Given exercise
Output all of the data below exactly as given.

[Source records]
+---+
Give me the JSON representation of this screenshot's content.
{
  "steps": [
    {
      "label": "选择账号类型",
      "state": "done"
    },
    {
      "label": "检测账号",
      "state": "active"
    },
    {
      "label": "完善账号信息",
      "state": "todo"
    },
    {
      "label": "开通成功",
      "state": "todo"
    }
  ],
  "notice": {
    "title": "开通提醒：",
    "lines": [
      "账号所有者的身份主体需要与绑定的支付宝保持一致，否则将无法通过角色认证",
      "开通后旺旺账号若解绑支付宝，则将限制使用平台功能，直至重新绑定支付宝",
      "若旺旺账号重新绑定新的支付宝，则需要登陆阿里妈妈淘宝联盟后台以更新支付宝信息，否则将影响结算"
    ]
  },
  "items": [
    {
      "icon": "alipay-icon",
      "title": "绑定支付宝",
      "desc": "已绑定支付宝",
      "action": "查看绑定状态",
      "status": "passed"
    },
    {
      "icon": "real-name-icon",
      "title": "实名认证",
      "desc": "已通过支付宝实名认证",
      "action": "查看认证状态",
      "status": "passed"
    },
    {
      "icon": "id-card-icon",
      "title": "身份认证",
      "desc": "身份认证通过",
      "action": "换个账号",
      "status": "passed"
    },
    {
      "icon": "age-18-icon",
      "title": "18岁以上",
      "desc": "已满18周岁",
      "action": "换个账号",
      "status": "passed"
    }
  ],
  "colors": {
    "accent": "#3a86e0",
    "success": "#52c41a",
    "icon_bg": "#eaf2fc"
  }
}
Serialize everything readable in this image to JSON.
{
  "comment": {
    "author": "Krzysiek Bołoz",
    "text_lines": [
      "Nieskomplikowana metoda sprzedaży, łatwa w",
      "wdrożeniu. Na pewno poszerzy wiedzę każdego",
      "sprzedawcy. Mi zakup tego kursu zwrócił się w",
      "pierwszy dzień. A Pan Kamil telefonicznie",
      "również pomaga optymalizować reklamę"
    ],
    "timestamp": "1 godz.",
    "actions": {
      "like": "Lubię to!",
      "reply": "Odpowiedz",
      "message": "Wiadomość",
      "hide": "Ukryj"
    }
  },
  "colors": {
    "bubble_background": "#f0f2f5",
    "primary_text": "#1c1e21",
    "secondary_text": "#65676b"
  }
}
+---+
Task response
Give me the JSON representation of this screenshot's content.
{
  "steps": [
    {
      "label": "选择账号类型",
      "state": "done"
    },
    {
      "label": "检测账号",
      "state": "active"
    },
    {
      "label": "完善账号信息",
      "state": "todo"
    },
    {
      "label": "开通成功",
      "state": "todo"
    }
  ],
  "notice": {
    "title": "开通提醒：",
    "lines": [
      "账号所有者的身份主体需要与绑定的支付宝保持一致，否则将无法通过角色认证",
      "开通后旺旺账号若解绑支付宝，则将限制使用平台功能，直至重新绑定支付宝",
      "若旺旺账号重新绑定新的支付宝，则需要登陆阿里妈妈淘宝联盟后台以更新支付宝信息，否则将影响结算"
    ]
  },
  "items": [
    {
      "icon": "alipay-icon",
      "title": "绑定支付宝",
      "desc": "已绑定支付宝",
      "action": "查看绑定状态",
      "status": "passed"
    },
    {
      "icon": "real-name-icon",
      "title": "实名认证",
      "desc": "已通过支付宝实名认证",
      "action": "查看认证状态",
      "status": "passed"
    },
    {
      "icon": "id-card-icon",
      "title": "身份认证",
      "desc": "身份认证通过",
      "action": "换个账号",
      "status": "passed"
    },
    {
      "icon": "age-18-icon",
      "title": "18岁以上",
      "desc": "已满18周岁",
      "action": "换个账号",
      "status": "passed"
    }
  ],
  "colors": {
    "accent": "#3a86e0",
    "success": "#52c41a",
    "icon_bg": "#eaf2fc"
  }
}
Serialize everything readable in this image to JSON.
{
  "comment": {
    "author": "Krzysiek Bołoz",
    "text_lines": [
      "Nieskomplikowana metoda sprzedaży, łatwa w",
      "wdrożeniu. Na pewno poszerzy wiedzę każdego",
      "sprzedawcy. Mi zakup tego kursu zwrócił się w",
      "pierwszy dzień. A Pan Kamil telefonicznie",
      "również pomaga optymalizować reklamę"
    ],
    "timestamp": "1 godz.",
    "actions": {
      "like": "Lubię to!",
      "reply": "Odpowiedz",
      "message": "Wiadomość",
      "hide": "Ukryj"
    }
  },
  "colors": {
    "bubble_background": "#f0f2f5",
    "primary_text": "#1c1e21",
    "secondary_text": "#65676b"
  }
}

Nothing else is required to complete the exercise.